## SET EXERCISE
Collect all lines containing the word "this" from the data.

Raw records:
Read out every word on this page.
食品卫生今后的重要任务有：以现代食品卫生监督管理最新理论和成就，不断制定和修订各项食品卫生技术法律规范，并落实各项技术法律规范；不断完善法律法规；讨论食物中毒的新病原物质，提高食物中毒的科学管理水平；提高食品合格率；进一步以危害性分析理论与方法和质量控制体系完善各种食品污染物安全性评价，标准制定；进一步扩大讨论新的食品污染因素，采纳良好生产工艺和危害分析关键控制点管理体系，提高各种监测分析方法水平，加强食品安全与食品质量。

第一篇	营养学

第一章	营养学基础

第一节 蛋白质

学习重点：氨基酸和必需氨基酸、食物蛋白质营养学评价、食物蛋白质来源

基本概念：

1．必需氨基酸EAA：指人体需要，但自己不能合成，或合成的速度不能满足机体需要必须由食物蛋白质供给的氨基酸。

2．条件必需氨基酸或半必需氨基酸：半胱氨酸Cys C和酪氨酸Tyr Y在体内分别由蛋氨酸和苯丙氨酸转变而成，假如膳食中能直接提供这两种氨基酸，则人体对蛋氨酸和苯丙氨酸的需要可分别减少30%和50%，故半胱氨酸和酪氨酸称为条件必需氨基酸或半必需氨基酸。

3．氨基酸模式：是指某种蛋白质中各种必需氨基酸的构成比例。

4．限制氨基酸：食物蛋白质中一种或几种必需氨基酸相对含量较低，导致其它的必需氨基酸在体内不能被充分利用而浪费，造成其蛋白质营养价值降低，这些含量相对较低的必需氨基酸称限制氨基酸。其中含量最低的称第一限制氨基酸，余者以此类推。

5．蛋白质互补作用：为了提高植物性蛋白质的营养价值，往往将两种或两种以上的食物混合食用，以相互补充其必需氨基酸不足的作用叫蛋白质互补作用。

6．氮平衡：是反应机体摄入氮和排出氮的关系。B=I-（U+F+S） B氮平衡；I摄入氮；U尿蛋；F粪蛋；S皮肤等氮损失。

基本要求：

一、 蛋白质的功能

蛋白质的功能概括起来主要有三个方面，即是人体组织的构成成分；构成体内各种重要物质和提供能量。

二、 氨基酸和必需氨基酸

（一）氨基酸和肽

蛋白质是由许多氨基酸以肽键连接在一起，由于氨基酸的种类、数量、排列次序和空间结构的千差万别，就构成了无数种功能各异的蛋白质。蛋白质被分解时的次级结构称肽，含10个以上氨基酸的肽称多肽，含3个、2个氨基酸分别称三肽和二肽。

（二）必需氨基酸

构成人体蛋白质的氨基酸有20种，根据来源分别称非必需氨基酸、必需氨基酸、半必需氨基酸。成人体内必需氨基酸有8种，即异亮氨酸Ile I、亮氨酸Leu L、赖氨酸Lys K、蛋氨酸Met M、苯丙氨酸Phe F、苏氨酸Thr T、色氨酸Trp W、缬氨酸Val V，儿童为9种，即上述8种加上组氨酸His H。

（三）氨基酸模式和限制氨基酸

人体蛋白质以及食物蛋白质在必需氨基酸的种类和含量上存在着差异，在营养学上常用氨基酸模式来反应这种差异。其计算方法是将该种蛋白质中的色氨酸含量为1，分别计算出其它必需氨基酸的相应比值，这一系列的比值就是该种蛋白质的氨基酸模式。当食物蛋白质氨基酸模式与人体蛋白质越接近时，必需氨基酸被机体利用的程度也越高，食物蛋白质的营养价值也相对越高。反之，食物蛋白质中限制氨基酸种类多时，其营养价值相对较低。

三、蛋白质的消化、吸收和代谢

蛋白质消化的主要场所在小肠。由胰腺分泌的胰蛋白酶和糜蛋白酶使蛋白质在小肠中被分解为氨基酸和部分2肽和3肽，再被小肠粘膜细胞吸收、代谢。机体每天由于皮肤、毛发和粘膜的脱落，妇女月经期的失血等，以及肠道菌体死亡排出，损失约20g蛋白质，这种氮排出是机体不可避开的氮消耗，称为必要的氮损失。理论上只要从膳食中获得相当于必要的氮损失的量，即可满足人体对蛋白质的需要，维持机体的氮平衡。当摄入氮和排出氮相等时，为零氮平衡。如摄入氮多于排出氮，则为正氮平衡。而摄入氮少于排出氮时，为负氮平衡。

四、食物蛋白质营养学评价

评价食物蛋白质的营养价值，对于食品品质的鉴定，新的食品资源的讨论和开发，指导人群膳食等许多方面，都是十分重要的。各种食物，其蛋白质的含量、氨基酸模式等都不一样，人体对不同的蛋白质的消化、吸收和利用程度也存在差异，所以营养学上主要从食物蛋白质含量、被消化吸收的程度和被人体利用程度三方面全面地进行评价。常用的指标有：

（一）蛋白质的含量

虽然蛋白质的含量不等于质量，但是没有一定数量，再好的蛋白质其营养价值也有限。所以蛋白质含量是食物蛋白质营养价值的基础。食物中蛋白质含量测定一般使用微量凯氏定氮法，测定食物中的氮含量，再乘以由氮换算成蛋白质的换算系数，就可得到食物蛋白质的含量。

...

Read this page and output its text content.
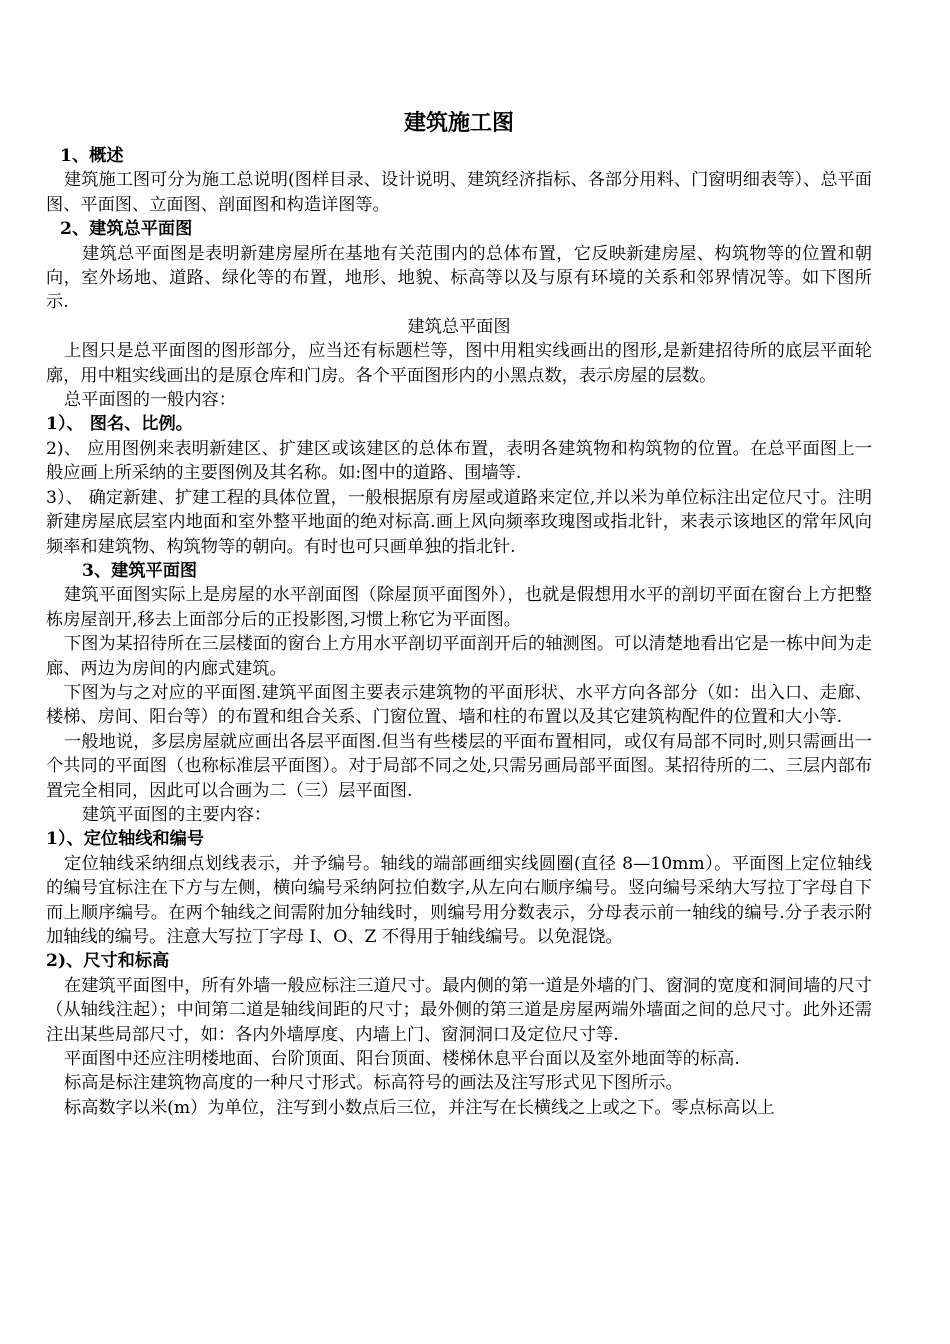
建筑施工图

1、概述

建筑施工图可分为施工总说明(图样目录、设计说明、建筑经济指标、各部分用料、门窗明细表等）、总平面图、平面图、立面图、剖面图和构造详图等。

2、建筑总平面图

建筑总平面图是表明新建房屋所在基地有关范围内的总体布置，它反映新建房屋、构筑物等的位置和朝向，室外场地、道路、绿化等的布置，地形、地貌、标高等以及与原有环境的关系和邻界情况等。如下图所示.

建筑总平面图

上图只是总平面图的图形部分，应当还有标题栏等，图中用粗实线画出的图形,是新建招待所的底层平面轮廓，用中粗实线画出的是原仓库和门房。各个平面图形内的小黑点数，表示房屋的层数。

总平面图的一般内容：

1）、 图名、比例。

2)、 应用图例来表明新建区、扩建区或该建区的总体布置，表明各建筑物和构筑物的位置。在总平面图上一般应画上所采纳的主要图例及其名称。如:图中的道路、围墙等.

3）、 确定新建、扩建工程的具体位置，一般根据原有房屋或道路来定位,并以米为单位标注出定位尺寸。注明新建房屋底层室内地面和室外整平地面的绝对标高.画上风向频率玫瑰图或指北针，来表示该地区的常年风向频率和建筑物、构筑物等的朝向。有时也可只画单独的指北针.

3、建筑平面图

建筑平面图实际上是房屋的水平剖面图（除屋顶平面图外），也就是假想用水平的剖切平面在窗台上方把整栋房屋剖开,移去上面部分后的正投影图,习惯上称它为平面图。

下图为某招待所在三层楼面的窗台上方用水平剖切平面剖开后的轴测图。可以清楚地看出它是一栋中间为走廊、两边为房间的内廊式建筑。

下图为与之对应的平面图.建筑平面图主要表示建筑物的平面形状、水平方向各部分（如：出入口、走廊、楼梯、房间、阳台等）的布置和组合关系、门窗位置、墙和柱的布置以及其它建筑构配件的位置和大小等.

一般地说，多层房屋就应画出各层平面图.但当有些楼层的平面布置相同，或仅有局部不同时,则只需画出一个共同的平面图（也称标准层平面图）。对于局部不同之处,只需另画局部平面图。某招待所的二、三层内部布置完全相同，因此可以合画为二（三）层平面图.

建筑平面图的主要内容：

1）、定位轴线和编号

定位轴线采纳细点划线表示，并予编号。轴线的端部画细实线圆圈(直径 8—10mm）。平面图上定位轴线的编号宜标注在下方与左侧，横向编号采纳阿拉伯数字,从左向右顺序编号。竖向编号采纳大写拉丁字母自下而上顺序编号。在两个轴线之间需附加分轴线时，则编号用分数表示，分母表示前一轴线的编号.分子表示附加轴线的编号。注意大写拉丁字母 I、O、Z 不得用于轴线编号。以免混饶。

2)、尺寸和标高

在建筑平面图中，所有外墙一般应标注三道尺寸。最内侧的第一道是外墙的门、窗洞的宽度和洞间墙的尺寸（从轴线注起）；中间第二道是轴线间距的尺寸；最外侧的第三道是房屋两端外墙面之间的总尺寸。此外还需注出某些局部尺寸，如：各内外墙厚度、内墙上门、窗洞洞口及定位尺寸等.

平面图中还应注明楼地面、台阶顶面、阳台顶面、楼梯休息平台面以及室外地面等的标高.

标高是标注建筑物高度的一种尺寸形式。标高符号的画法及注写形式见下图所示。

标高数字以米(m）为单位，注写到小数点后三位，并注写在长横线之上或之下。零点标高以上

...

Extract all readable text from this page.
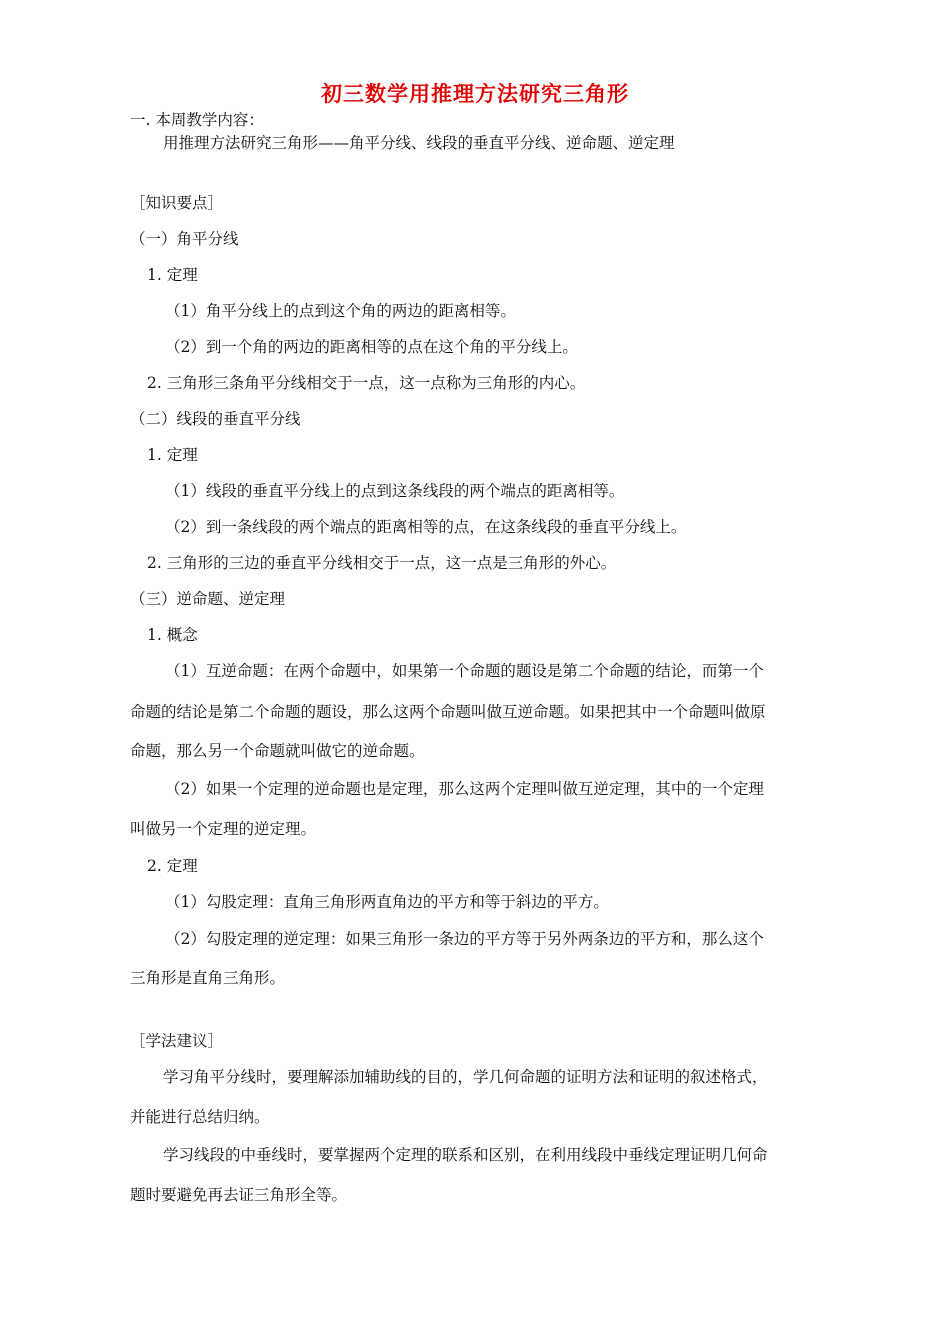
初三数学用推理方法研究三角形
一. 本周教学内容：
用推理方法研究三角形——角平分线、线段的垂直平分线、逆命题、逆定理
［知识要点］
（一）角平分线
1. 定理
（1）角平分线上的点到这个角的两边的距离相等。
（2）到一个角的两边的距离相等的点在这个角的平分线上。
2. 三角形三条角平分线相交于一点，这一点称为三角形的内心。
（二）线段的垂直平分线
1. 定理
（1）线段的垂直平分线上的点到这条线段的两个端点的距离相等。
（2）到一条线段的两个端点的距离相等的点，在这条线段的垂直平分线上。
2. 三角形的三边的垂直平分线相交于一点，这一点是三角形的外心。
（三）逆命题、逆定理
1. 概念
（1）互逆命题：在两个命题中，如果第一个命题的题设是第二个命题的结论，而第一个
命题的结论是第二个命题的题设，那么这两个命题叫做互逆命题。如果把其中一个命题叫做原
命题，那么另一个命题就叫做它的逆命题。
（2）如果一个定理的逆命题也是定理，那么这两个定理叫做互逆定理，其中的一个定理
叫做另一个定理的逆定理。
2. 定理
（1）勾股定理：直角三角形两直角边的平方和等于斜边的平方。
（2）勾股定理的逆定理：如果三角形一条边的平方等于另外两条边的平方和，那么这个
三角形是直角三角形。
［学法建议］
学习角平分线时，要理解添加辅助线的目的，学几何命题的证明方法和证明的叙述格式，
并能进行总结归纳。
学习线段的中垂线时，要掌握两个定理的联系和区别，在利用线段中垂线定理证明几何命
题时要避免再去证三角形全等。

## ANSWER IN FULL
Read out every word on this page.
Read this page and output its text content.
Extract all readable text from this page.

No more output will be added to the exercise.